→ **ITEMS**:

|---|

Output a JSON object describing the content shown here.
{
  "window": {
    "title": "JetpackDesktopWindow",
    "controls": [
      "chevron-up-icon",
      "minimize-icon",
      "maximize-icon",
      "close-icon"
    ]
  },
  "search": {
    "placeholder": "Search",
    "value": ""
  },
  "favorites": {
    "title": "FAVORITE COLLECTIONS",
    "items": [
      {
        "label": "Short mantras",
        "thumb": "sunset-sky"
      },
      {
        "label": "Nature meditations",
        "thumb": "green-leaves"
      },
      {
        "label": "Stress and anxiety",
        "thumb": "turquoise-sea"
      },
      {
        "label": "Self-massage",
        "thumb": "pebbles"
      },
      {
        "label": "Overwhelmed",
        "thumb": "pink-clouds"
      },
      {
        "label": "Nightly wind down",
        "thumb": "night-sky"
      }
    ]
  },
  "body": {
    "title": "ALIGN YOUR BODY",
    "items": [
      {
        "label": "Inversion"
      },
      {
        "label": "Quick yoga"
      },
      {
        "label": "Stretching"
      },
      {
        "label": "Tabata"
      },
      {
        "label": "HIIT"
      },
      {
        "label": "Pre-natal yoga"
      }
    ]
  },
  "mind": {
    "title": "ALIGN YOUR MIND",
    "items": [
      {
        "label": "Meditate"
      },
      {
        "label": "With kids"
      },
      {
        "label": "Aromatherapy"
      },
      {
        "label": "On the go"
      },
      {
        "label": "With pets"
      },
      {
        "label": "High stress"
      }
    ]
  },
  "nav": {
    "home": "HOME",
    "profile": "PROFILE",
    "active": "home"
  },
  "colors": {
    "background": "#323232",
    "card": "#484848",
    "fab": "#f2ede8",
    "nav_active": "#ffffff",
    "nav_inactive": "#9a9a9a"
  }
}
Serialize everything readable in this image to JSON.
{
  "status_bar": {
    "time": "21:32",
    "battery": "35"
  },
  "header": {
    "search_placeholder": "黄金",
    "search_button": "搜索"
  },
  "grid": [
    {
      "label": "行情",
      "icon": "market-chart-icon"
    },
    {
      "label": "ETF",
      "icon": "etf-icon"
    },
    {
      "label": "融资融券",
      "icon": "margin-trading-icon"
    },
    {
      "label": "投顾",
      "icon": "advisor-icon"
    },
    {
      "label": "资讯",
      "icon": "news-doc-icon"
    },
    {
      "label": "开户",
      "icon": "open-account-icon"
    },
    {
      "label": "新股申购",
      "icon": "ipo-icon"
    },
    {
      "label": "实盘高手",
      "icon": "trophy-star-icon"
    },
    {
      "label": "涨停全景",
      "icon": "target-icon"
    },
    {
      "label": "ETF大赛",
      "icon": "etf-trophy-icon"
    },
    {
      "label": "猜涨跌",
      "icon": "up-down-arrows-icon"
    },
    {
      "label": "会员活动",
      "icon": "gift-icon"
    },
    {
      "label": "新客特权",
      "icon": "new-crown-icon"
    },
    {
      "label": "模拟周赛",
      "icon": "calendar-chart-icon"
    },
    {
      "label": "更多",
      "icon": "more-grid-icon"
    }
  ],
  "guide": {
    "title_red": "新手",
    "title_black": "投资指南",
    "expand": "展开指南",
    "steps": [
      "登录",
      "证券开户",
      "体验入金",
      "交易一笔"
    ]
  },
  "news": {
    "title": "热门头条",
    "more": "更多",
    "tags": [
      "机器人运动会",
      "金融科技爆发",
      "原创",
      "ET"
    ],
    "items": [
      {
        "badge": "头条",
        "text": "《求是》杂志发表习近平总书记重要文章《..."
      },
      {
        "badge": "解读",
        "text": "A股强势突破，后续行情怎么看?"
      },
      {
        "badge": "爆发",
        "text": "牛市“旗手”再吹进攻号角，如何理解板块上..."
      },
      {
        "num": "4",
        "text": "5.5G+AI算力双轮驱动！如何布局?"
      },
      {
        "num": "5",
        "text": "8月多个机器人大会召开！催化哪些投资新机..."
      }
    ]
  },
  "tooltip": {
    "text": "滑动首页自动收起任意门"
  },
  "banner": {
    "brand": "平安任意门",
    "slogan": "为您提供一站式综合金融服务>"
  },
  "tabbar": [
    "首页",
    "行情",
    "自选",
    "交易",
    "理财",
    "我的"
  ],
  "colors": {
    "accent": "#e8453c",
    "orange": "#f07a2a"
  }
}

|---|

→ **GIVEN EXERCISE**: Leave out every line without the string "down" and copy the rest.

→ **EXERCISE RESPONSE**:
        "label": "Nightly wind down",
      "icon": "up-down-arrows-icon"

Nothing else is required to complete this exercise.